**Request**
Carry on the forum thread below about DNS spoofing and certificate authorities, starting after its final post.

**Given text**

DNS is a reverse phone book. It doesn't matter if the phone book is über-secure. Even if the number you get is really your friend Gary's number, the person who picks up on the other end might not be Gary. Maybe Fred knocked Gary out with a lead pipe and answered the phone. You can't be sure it's Gary talking to you just because the phone number was right.
Right! Same thing with trusting a site just because it has SSL. All it ensures is that you are having a private conversation. You could be having a private conversation with SATAN.
If you want someone in Berlin, you'd look in a Berlin phonebook; if you want someone in Austin, you'd look in an Austin phonebook. Maybe the underlying storage mechanism doesn't rely on consistent hashing or buckets, but phone books are inherently distributed key/value stores.
DNS is virtually never spoofed in practice because of a combination of (1) sensitive systems being built to assume the DNS was already insecure and (2) the settings where DNS spoofing is useful are already so insecure than DNS security doesn't do much to help you (for instance, coffee shop wireless).
In practice, there are two significant targets for DNS spoofing:
1. SMTP email, where TLS isn't universally required among MTAs.
2. CA domain validation.
For problem (1), we has SMTP STS, which simply establishes a long-term requirement for TLS between a pair of MTAs, sidestepping the spoofing problem.
For problem (2), there is a whole panoply of countermeasures to DNS spoofing, erratically deployed across a variety of CAs. CAs do not as a rule do strict DNSSEC validation (it's too broken), but many of them do multi-perspective lookups which make packet-level spoofing tricky to accomplish in practice.
The real solution to this problem isn't a government-run PKI that forklifts in a whole new DNS protocol, but rather a culling of CAs that can't deploy adequate countermeasures against these attacks.
Note that the Usenix paper illustrates scenarios in which DNSSEC makes this attack easier, not harder.
Just to clarify, it is a "government-run" PKI in the sense that some governments control some TLDs, as opposed to the CA ecosystem where a single rogue (government-run) CA can issue a certificate for any domain (happily ignoring any CAA record).
It would be nice to have something like Certificate Transparency for DNSSEC (at least for the TLDs), but for now CT has the problem that it is only a requirement for new certs, and a rogue CA could backdate a cert they maliciously created for your domain.

**Listing**

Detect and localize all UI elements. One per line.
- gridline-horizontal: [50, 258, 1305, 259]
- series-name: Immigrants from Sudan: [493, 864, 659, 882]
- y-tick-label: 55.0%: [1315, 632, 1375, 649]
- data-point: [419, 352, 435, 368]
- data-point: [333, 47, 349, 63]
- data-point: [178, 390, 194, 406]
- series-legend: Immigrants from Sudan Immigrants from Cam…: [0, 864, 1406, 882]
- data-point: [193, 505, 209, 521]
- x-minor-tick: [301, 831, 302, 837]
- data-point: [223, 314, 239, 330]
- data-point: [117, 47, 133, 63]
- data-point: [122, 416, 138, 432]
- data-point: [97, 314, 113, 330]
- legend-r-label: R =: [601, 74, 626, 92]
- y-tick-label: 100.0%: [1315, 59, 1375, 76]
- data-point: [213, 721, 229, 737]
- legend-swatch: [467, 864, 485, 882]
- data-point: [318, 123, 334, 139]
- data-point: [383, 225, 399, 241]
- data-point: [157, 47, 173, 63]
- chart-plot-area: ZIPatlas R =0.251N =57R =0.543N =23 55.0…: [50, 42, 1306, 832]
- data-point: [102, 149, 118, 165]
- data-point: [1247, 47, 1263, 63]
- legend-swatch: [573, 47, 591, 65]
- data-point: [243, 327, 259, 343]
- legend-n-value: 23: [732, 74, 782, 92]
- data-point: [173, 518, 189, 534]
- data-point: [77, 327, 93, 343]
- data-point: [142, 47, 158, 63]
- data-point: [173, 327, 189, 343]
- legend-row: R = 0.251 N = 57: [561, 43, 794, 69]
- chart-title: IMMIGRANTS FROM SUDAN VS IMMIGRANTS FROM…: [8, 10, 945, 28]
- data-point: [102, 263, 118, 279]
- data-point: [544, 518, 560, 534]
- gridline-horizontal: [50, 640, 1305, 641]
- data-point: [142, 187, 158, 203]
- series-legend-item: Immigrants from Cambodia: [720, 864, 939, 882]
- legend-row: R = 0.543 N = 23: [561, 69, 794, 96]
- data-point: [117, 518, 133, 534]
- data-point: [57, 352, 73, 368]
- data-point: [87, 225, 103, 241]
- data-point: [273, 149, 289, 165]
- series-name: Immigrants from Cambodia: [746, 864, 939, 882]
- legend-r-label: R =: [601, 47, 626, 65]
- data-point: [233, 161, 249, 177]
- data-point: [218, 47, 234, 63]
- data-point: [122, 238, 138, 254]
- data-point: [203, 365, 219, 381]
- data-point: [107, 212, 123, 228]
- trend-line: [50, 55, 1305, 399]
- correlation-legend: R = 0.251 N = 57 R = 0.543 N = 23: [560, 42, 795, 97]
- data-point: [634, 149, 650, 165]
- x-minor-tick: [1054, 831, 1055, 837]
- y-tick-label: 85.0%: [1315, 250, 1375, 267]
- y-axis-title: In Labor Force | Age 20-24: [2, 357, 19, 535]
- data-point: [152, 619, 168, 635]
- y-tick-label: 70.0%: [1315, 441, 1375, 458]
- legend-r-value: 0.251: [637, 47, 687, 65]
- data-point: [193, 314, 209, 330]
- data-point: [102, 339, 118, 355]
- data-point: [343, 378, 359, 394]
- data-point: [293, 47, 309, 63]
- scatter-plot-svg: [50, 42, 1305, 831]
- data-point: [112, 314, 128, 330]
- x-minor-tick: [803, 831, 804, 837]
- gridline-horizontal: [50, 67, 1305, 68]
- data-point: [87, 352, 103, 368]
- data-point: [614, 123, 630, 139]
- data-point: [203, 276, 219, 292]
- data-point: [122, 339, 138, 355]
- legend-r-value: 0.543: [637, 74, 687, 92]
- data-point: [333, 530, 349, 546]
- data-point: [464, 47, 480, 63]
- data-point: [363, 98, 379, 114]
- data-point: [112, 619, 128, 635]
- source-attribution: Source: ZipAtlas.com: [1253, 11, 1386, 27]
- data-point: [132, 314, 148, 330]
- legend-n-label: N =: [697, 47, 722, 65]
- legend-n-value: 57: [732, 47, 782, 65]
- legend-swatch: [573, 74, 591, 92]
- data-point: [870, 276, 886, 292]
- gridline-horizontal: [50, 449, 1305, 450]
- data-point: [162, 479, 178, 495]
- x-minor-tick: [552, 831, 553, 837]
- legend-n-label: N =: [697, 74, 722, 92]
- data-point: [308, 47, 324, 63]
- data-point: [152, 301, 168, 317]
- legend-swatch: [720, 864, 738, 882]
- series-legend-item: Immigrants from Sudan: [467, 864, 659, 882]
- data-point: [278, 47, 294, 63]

**Written reply**
> CAs do not as a rule do strict DNSSEC validation (it's too broken), but many of them do multi-perspective lookups which make packet-level spoofing tricky to accomplish in practice.
Can you give specific examples of "many of them" doing multi-perspective DNS today ?
tialaramex is mis-reading "do not as a rule" as "never" and then constructing a straw man based upon that, and is also asking you to specifically name any CA that does what you say many of them do. (-:
DNSSEC is probably the way forward. However it is bloody awful to implement, OK it isn't really but it is hard (not the same thing). I suggest that DNSSEC evangelists look at how Let's Encrypt are doing things for TLS certs and learn a few lessons.
Just in case I've put a nose out of joint: on a brand new Ubuntu Bionic minimal install with a NAT port forward to 80/tcp from WAN, I can get a LE cert with:
# apt install certbot
# certbot -d systemname.example.co.uk
Fill in a few questions as required and off we go. There is a systemd timer unit that automatically renews certs or you can use cron. Naively using both by accident does not matter. In general the LE system just works because clients have been designed to work like that (my general experience here is only Linux - Windows and Apples may have a different experience)
Now, DNSSEC has not been handled like LE. Window's DNS daemon seems to have DNSSEC built into the GUI (mmc) from at least 2012R2. The options on Linux and others are not quite so easy.
Naive question: Is there any reason, given that my registrar allows me to turn on DNSSEC, that I shouldn't? Any negative consequences or things I need to account for? Or is this a no duh move?
Yes: if you DNSSEC-sign your domain but don't keep up maintenance of it, your domain will vanish off the Internet for users behind strict-validating DNS caches. That happened to HBO NOW for all Comcast users the week they rolled out.
(You'd also be participating in a government-run PKI but I'm not assuming your politics preclude you from doing so).
Not sure about this phrasing. It's not on the domain owner to maintain anything, you just need to not forget you have DNSSEC enabled if you move your zone to different NS.
It's up to your DNS host to handle things like key rollovers and most people aren't writing and running their own authoritative DNS servers.
Regardless, the risk vs reward is still heavily in favor of not signing. It is so sparsely deployed that it can't be relied upon for anything (like DANE) and it seems like DoH (both for clients and between resolvers) may end up being the better way forward.
Am I incorrect that the same thing happens when you let your domain registration or TLS certificate expire? Perhaps with a slightly worse outcome, but still.
If the current iteration of DNSSEC is intolerable, why not propose a new version with less warts? A sort of DNSSEC-lite? Almost everyone will adopt it as long as it's not as difficult to use as the original, but USG can continue rolling out the original in the public sector the same as they do now.
Making DNSSEC more attractive will help all the people that the workarounds won't.
Two reasons for a better DNSSEC:
1) People will continue to [erroneously] assume their DNS transactions are secure. They won't be, and then they'll get screwed.
For users, this means being smart enough to know if their application is resistant to DNS attack, and if not, smart enough to implement a workaround. For organizations, this means waiting until they are attacked, then adding the workarounds. Organizations and users who make this assumption - which will be most of them - will continue to be more vulnerable than is necessary.
2) There are many applications and protocols on the internet other than HTTP[S], and assuming the above point, these apps/protocols would eventually need to implement the workarounds that web clients/servers have.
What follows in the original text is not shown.